## START Information shown

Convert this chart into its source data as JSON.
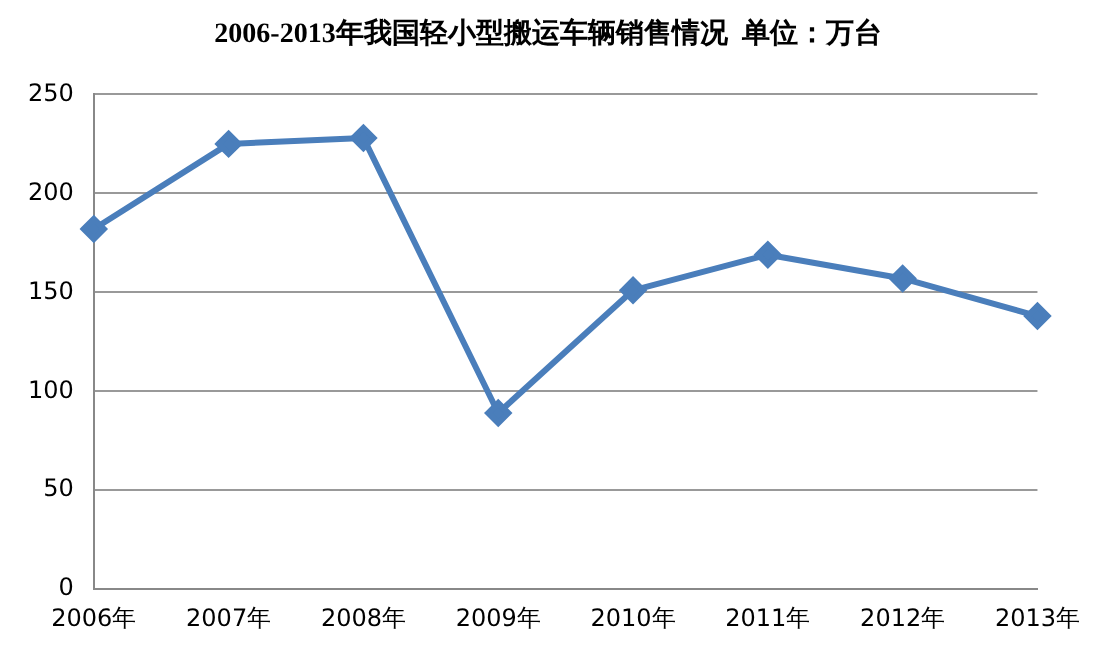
{
  "chart_data": {
    "type": "line",
    "title": "2006-2013年我国轻小型搬运车辆销售情况  单位：万台",
    "categories": [
      "2006年",
      "2007年",
      "2008年",
      "2009年",
      "2010年",
      "2011年",
      "2012年",
      "2013年"
    ],
    "series": [
      {
        "color": "#4a7ebb",
        "values": [
          182,
          225,
          228,
          89,
          151,
          169,
          157,
          138
        ]
      }
    ],
    "ylim": [
      0,
      250
    ],
    "yticks": [
      0,
      50,
      100,
      150,
      200,
      250
    ],
    "grid": "y",
    "marker": "diamond",
    "line_style": "solid"
  }
}
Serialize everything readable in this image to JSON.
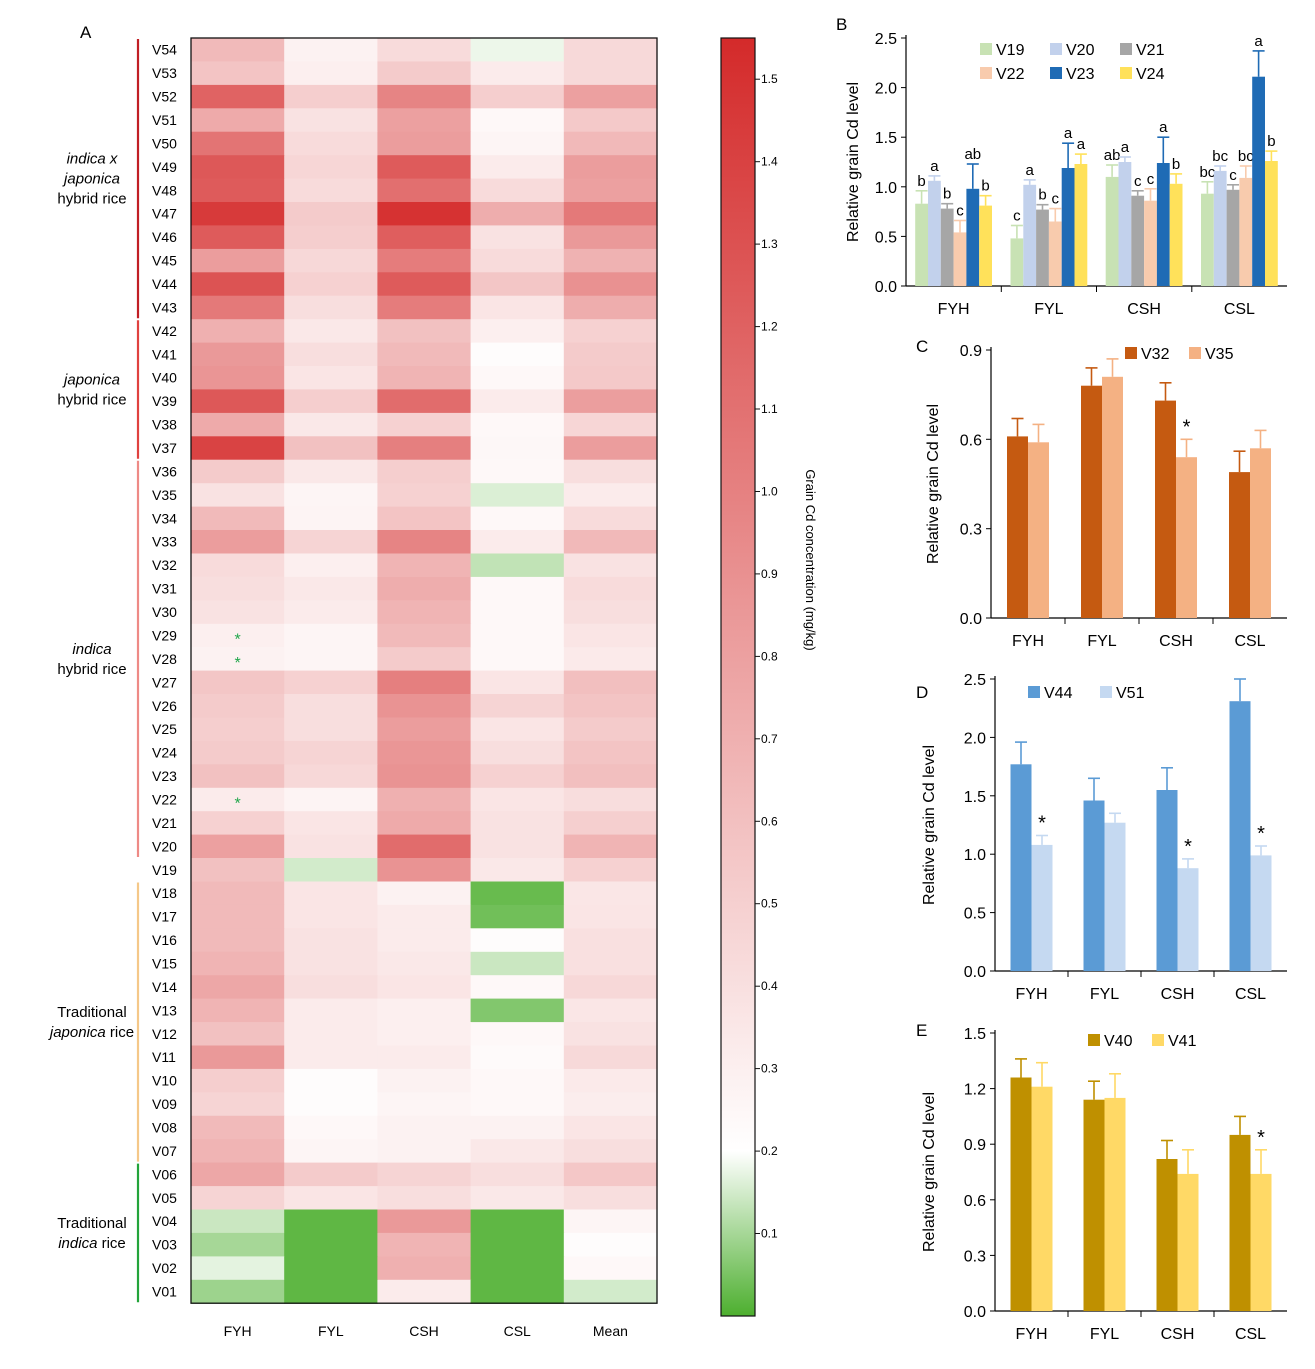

## END Information shown

Reproduce the data above in full, exactly as it is, with the pictures left out.

--- Exercise result ---
Convert this chart into its source data as JSON.
{
  "chart_data": {
    "type": "line",
    "title": "2006-2013年我国轻小型搬运车辆销售情况  单位：万台",
    "categories": [
      "2006年",
      "2007年",
      "2008年",
      "2009年",
      "2010年",
      "2011年",
      "2012年",
      "2013年"
    ],
    "series": [
      {
        "color": "#4a7ebb",
        "values": [
          182,
          225,
          228,
          89,
          151,
          169,
          157,
          138
        ]
      }
    ],
    "ylim": [
      0,
      250
    ],
    "yticks": [
      0,
      50,
      100,
      150,
      200,
      250
    ],
    "grid": "y",
    "marker": "diamond",
    "line_style": "solid"
  }
}
Serialize everything readable in this image to JSON.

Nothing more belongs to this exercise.